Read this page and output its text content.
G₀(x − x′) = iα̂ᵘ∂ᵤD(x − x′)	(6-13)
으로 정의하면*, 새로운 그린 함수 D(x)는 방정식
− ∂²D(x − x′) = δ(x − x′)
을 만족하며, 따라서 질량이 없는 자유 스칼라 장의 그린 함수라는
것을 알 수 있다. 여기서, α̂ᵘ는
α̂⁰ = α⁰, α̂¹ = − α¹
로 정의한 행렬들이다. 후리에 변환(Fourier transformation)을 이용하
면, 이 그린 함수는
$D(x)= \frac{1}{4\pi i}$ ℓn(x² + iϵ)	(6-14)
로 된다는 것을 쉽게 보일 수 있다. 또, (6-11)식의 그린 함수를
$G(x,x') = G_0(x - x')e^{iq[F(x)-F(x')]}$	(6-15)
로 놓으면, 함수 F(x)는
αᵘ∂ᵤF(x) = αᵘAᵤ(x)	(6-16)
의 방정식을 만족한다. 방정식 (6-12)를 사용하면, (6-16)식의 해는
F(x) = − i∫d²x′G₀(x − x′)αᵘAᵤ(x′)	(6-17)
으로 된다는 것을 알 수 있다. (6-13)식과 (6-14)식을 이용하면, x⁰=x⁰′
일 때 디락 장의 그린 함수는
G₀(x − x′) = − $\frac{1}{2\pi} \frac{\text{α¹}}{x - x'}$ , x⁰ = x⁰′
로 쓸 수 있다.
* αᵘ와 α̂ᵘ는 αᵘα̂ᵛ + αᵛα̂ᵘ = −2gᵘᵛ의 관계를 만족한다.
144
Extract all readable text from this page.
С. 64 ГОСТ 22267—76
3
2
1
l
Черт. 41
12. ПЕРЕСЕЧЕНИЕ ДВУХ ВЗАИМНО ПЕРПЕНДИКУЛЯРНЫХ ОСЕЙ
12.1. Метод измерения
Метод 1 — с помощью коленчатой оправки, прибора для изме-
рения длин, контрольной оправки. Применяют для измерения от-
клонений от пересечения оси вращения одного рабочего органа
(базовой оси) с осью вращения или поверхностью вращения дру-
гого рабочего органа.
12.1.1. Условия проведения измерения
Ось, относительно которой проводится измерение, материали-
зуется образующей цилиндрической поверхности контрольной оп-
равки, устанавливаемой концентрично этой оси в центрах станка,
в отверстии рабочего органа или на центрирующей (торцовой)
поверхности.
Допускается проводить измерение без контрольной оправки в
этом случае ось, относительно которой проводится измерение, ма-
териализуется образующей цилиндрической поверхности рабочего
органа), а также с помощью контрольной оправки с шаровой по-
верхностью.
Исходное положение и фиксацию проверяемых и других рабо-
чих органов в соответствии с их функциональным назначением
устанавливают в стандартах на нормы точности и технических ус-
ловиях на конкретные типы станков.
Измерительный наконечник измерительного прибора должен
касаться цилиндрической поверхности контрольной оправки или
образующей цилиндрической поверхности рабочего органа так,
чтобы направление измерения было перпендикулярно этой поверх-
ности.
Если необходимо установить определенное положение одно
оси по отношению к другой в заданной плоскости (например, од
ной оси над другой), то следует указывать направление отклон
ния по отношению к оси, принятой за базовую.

→ TASK TO CARRY OUT
Write the material out exactly, with nothing left out.

→ SOLUTION TO THIS EXERCISE
Read this page and output its text content.
G₀(x − x′) = iα̂ᵘ∂ᵤD(x − x′)	(6-13)
으로 정의하면*, 새로운 그린 함수 D(x)는 방정식
− ∂²D(x − x′) = δ(x − x′)
을 만족하며, 따라서 질량이 없는 자유 스칼라 장의 그린 함수라는
것을 알 수 있다. 여기서, α̂ᵘ는
α̂⁰ = α⁰, α̂¹ = − α¹
로 정의한 행렬들이다. 후리에 변환(Fourier transformation)을 이용하
면, 이 그린 함수는
$D(x)= \frac{1}{4\pi i}$ ℓn(x² + iϵ)	(6-14)
로 된다는 것을 쉽게 보일 수 있다. 또, (6-11)식의 그린 함수를
$G(x,x') = G_0(x - x')e^{iq[F(x)-F(x')]}$	(6-15)
로 놓으면, 함수 F(x)는
αᵘ∂ᵤF(x) = αᵘAᵤ(x)	(6-16)
의 방정식을 만족한다. 방정식 (6-12)를 사용하면, (6-16)식의 해는
F(x) = − i∫d²x′G₀(x − x′)αᵘAᵤ(x′)	(6-17)
으로 된다는 것을 알 수 있다. (6-13)식과 (6-14)식을 이용하면, x⁰=x⁰′
일 때 디락 장의 그린 함수는
G₀(x − x′) = − $\frac{1}{2\pi} \frac{\text{α¹}}{x - x'}$ , x⁰ = x⁰′
로 쓸 수 있다.
* αᵘ와 α̂ᵘ는 αᵘα̂ᵛ + αᵛα̂ᵘ = −2gᵘᵛ의 관계를 만족한다.
144
Extract all readable text from this page.
С. 64 ГОСТ 22267—76
3
2
1
l
Черт. 41
12. ПЕРЕСЕЧЕНИЕ ДВУХ ВЗАИМНО ПЕРПЕНДИКУЛЯРНЫХ ОСЕЙ
12.1. Метод измерения
Метод 1 — с помощью коленчатой оправки, прибора для изме-
рения длин, контрольной оправки. Применяют для измерения от-
клонений от пересечения оси вращения одного рабочего органа
(базовой оси) с осью вращения или поверхностью вращения дру-
гого рабочего органа.
12.1.1. Условия проведения измерения
Ось, относительно которой проводится измерение, материали-
зуется образующей цилиндрической поверхности контрольной оп-
равки, устанавливаемой концентрично этой оси в центрах станка,
в отверстии рабочего органа или на центрирующей (торцовой)
поверхности.
Допускается проводить измерение без контрольной оправки в
этом случае ось, относительно которой проводится измерение, ма-
териализуется образующей цилиндрической поверхности рабочего
органа), а также с помощью контрольной оправки с шаровой по-
верхностью.
Исходное положение и фиксацию проверяемых и других рабо-
чих органов в соответствии с их функциональным назначением
устанавливают в стандартах на нормы точности и технических ус-
ловиях на конкретные типы станков.
Измерительный наконечник измерительного прибора должен
касаться цилиндрической поверхности контрольной оправки или
образующей цилиндрической поверхности рабочего органа так,
чтобы направление измерения было перпендикулярно этой поверх-
ности.
Если необходимо установить определенное положение одно
оси по отношению к другой в заданной плоскости (например, од
ной оси над другой), то следует указывать направление отклон
ния по отношению к оси, принятой за базовую.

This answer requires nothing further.